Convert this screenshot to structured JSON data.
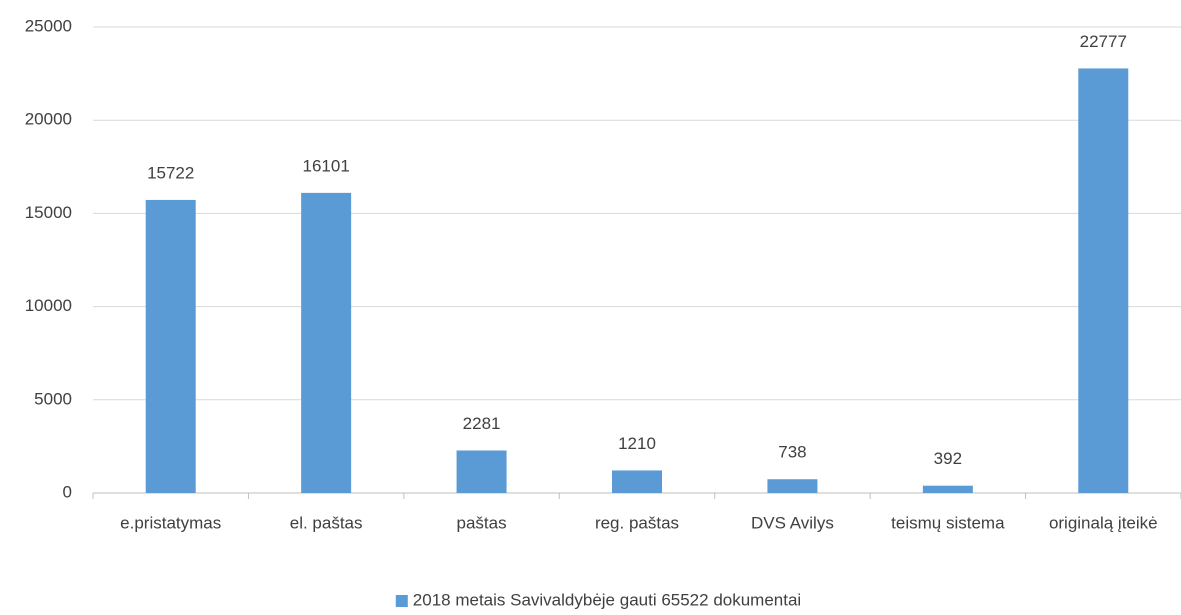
{
  "chart_data": {
    "type": "bar",
    "categories": [
      "e.pristatymas",
      "el. paštas",
      "paštas",
      "reg. paštas",
      "DVS Avilys",
      "teismų sistema",
      "originalą įteikė"
    ],
    "series": [
      {
        "name": "2018 metais Savivaldybėje gauti 65522 dokumentai",
        "color": "#5b9bd5",
        "values": [
          15722,
          16101,
          2281,
          1210,
          738,
          392,
          22777
        ]
      }
    ],
    "ylim": [
      0,
      25000
    ],
    "yticks": [
      0,
      5000,
      10000,
      15000,
      20000,
      25000
    ],
    "grid": true,
    "legend": "bottom"
  }
}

:::::

### WHAT THE TASK REQUIRES:
Copy out the entries verbatim and leave the images out.

### SOLUTION TO THE EXERCISE:
Convert this screenshot to structured JSON data.
{
  "chart_data": {
    "type": "bar",
    "categories": [
      "e.pristatymas",
      "el. paštas",
      "paštas",
      "reg. paštas",
      "DVS Avilys",
      "teismų sistema",
      "originalą įteikė"
    ],
    "series": [
      {
        "name": "2018 metais Savivaldybėje gauti 65522 dokumentai",
        "color": "#5b9bd5",
        "values": [
          15722,
          16101,
          2281,
          1210,
          738,
          392,
          22777
        ]
      }
    ],
    "ylim": [
      0,
      25000
    ],
    "yticks": [
      0,
      5000,
      10000,
      15000,
      20000,
      25000
    ],
    "grid": true,
    "legend": "bottom"
  }
}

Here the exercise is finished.